The records that follow should be retyped word for word.

[Stored data]
+++++
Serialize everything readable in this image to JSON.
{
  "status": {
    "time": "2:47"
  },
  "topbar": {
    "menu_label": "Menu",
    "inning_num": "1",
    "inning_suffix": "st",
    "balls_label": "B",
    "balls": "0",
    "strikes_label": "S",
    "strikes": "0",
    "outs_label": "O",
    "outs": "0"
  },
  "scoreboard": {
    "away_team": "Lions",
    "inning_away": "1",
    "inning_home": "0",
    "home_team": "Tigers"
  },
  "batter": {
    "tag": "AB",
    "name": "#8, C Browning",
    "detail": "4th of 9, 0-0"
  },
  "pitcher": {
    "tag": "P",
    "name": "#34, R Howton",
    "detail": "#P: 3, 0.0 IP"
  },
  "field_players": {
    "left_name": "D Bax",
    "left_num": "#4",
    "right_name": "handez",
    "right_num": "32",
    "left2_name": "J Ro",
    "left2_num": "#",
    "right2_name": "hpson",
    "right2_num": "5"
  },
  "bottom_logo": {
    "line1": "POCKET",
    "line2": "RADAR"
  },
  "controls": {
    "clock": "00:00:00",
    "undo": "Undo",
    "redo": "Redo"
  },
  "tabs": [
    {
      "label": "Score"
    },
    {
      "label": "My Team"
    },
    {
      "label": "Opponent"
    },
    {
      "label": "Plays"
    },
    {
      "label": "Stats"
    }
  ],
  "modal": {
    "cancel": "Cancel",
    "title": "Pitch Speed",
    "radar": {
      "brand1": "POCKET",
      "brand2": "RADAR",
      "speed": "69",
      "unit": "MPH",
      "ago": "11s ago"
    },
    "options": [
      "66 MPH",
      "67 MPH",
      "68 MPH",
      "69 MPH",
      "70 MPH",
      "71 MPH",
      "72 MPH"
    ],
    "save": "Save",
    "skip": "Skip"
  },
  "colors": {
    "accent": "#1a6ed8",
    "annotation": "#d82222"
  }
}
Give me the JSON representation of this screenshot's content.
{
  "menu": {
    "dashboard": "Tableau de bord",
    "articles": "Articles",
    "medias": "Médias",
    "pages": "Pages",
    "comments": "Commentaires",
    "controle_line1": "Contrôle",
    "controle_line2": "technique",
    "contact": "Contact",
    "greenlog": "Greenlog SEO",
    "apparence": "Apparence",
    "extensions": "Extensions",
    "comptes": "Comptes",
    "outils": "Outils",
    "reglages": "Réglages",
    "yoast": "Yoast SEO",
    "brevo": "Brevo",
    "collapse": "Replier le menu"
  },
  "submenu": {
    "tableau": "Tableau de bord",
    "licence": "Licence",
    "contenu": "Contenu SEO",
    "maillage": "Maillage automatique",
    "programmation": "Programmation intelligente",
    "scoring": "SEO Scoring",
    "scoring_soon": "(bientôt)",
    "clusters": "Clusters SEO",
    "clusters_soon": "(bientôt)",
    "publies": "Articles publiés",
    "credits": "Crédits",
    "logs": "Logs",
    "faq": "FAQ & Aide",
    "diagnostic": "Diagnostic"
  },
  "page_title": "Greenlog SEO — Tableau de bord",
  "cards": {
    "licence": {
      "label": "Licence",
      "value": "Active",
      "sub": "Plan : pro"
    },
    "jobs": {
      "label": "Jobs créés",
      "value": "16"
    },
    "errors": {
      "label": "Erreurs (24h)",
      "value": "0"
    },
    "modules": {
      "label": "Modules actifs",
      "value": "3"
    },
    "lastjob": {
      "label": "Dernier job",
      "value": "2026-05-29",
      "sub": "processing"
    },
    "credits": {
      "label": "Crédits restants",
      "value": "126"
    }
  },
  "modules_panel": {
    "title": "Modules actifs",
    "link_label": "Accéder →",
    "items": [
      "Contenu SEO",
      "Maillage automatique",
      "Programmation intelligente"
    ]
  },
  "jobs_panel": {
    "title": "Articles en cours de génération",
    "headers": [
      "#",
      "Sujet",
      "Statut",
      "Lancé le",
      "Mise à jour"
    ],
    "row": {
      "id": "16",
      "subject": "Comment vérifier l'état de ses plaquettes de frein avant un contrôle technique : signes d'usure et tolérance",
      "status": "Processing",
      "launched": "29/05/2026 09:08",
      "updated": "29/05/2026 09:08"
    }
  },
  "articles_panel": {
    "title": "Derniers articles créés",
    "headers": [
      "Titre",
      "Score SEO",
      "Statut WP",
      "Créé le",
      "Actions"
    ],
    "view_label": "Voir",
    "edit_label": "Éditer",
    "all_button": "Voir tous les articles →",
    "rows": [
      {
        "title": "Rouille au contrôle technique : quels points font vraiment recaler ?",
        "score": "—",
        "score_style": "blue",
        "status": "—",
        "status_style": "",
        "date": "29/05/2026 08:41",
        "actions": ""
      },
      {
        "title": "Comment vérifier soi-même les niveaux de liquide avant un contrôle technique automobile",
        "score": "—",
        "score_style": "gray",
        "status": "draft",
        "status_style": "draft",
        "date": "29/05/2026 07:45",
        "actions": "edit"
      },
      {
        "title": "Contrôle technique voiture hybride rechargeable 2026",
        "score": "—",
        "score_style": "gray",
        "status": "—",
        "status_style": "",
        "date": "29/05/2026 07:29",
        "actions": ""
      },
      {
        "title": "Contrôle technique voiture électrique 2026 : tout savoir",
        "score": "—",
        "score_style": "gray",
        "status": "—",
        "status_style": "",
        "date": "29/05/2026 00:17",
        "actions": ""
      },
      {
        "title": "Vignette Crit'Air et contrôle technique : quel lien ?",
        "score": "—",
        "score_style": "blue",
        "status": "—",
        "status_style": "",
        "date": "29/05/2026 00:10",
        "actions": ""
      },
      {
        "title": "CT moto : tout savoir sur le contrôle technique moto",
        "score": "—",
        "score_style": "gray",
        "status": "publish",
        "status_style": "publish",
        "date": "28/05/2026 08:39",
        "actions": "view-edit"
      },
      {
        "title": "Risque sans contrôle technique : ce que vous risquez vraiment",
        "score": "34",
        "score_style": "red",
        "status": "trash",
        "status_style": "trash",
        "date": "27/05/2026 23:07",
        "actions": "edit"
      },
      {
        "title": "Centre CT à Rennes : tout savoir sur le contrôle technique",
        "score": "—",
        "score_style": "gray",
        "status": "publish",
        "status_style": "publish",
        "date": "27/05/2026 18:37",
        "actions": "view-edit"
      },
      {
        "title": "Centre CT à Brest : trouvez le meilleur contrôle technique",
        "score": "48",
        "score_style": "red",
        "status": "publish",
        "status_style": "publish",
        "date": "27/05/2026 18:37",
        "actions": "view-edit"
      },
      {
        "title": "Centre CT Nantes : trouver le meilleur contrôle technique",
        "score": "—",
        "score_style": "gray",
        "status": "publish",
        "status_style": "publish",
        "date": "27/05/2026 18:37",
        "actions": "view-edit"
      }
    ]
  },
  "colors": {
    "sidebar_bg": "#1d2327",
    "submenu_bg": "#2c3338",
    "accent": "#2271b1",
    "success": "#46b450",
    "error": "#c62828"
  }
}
+++++
Expected answer:
Serialize everything readable in this image to JSON.
{
  "status": {
    "time": "2:47"
  },
  "topbar": {
    "menu_label": "Menu",
    "inning_num": "1",
    "inning_suffix": "st",
    "balls_label": "B",
    "balls": "0",
    "strikes_label": "S",
    "strikes": "0",
    "outs_label": "O",
    "outs": "0"
  },
  "scoreboard": {
    "away_team": "Lions",
    "inning_away": "1",
    "inning_home": "0",
    "home_team": "Tigers"
  },
  "batter": {
    "tag": "AB",
    "name": "#8, C Browning",
    "detail": "4th of 9, 0-0"
  },
  "pitcher": {
    "tag": "P",
    "name": "#34, R Howton",
    "detail": "#P: 3, 0.0 IP"
  },
  "field_players": {
    "left_name": "D Bax",
    "left_num": "#4",
    "right_name": "handez",
    "right_num": "32",
    "left2_name": "J Ro",
    "left2_num": "#",
    "right2_name": "hpson",
    "right2_num": "5"
  },
  "bottom_logo": {
    "line1": "POCKET",
    "line2": "RADAR"
  },
  "controls": {
    "clock": "00:00:00",
    "undo": "Undo",
    "redo": "Redo"
  },
  "tabs": [
    {
      "label": "Score"
    },
    {
      "label": "My Team"
    },
    {
      "label": "Opponent"
    },
    {
      "label": "Plays"
    },
    {
      "label": "Stats"
    }
  ],
  "modal": {
    "cancel": "Cancel",
    "title": "Pitch Speed",
    "radar": {
      "brand1": "POCKET",
      "brand2": "RADAR",
      "speed": "69",
      "unit": "MPH",
      "ago": "11s ago"
    },
    "options": [
      "66 MPH",
      "67 MPH",
      "68 MPH",
      "69 MPH",
      "70 MPH",
      "71 MPH",
      "72 MPH"
    ],
    "save": "Save",
    "skip": "Skip"
  },
  "colors": {
    "accent": "#1a6ed8",
    "annotation": "#d82222"
  }
}
Give me the JSON representation of this screenshot's content.
{
  "menu": {
    "dashboard": "Tableau de bord",
    "articles": "Articles",
    "medias": "Médias",
    "pages": "Pages",
    "comments": "Commentaires",
    "controle_line1": "Contrôle",
    "controle_line2": "technique",
    "contact": "Contact",
    "greenlog": "Greenlog SEO",
    "apparence": "Apparence",
    "extensions": "Extensions",
    "comptes": "Comptes",
    "outils": "Outils",
    "reglages": "Réglages",
    "yoast": "Yoast SEO",
    "brevo": "Brevo",
    "collapse": "Replier le menu"
  },
  "submenu": {
    "tableau": "Tableau de bord",
    "licence": "Licence",
    "contenu": "Contenu SEO",
    "maillage": "Maillage automatique",
    "programmation": "Programmation intelligente",
    "scoring": "SEO Scoring",
    "scoring_soon": "(bientôt)",
    "clusters": "Clusters SEO",
    "clusters_soon": "(bientôt)",
    "publies": "Articles publiés",
    "credits": "Crédits",
    "logs": "Logs",
    "faq": "FAQ & Aide",
    "diagnostic": "Diagnostic"
  },
  "page_title": "Greenlog SEO — Tableau de bord",
  "cards": {
    "licence": {
      "label": "Licence",
      "value": "Active",
      "sub": "Plan : pro"
    },
    "jobs": {
      "label": "Jobs créés",
      "value": "16"
    },
    "errors": {
      "label": "Erreurs (24h)",
      "value": "0"
    },
    "modules": {
      "label": "Modules actifs",
      "value": "3"
    },
    "lastjob": {
      "label": "Dernier job",
      "value": "2026-05-29",
      "sub": "processing"
    },
    "credits": {
      "label": "Crédits restants",
      "value": "126"
    }
  },
  "modules_panel": {
    "title": "Modules actifs",
    "link_label": "Accéder →",
    "items": [
      "Contenu SEO",
      "Maillage automatique",
      "Programmation intelligente"
    ]
  },
  "jobs_panel": {
    "title": "Articles en cours de génération",
    "headers": [
      "#",
      "Sujet",
      "Statut",
      "Lancé le",
      "Mise à jour"
    ],
    "row": {
      "id": "16",
      "subject": "Comment vérifier l'état de ses plaquettes de frein avant un contrôle technique : signes d'usure et tolérance",
      "status": "Processing",
      "launched": "29/05/2026 09:08",
      "updated": "29/05/2026 09:08"
    }
  },
  "articles_panel": {
    "title": "Derniers articles créés",
    "headers": [
      "Titre",
      "Score SEO",
      "Statut WP",
      "Créé le",
      "Actions"
    ],
    "view_label": "Voir",
    "edit_label": "Éditer",
    "all_button": "Voir tous les articles →",
    "rows": [
      {
        "title": "Rouille au contrôle technique : quels points font vraiment recaler ?",
        "score": "—",
        "score_style": "blue",
        "status": "—",
        "status_style": "",
        "date": "29/05/2026 08:41",
        "actions": ""
      },
      {
        "title": "Comment vérifier soi-même les niveaux de liquide avant un contrôle technique automobile",
        "score": "—",
        "score_style": "gray",
        "status": "draft",
        "status_style": "draft",
        "date": "29/05/2026 07:45",
        "actions": "edit"
      },
      {
        "title": "Contrôle technique voiture hybride rechargeable 2026",
        "score": "—",
        "score_style": "gray",
        "status": "—",
        "status_style": "",
        "date": "29/05/2026 07:29",
        "actions": ""
      },
      {
        "title": "Contrôle technique voiture électrique 2026 : tout savoir",
        "score": "—",
        "score_style": "gray",
        "status": "—",
        "status_style": "",
        "date": "29/05/2026 00:17",
        "actions": ""
      },
      {
        "title": "Vignette Crit'Air et contrôle technique : quel lien ?",
        "score": "—",
        "score_style": "blue",
        "status": "—",
        "status_style": "",
        "date": "29/05/2026 00:10",
        "actions": ""
      },
      {
        "title": "CT moto : tout savoir sur le contrôle technique moto",
        "score": "—",
        "score_style": "gray",
        "status": "publish",
        "status_style": "publish",
        "date": "28/05/2026 08:39",
        "actions": "view-edit"
      },
      {
        "title": "Risque sans contrôle technique : ce que vous risquez vraiment",
        "score": "34",
        "score_style": "red",
        "status": "trash",
        "status_style": "trash",
        "date": "27/05/2026 23:07",
        "actions": "edit"
      },
      {
        "title": "Centre CT à Rennes : tout savoir sur le contrôle technique",
        "score": "—",
        "score_style": "gray",
        "status": "publish",
        "status_style": "publish",
        "date": "27/05/2026 18:37",
        "actions": "view-edit"
      },
      {
        "title": "Centre CT à Brest : trouvez le meilleur contrôle technique",
        "score": "48",
        "score_style": "red",
        "status": "publish",
        "status_style": "publish",
        "date": "27/05/2026 18:37",
        "actions": "view-edit"
      },
      {
        "title": "Centre CT Nantes : trouver le meilleur contrôle technique",
        "score": "—",
        "score_style": "gray",
        "status": "publish",
        "status_style": "publish",
        "date": "27/05/2026 18:37",
        "actions": "view-edit"
      }
    ]
  },
  "colors": {
    "sidebar_bg": "#1d2327",
    "submenu_bg": "#2c3338",
    "accent": "#2271b1",
    "success": "#46b450",
    "error": "#c62828"
  }
}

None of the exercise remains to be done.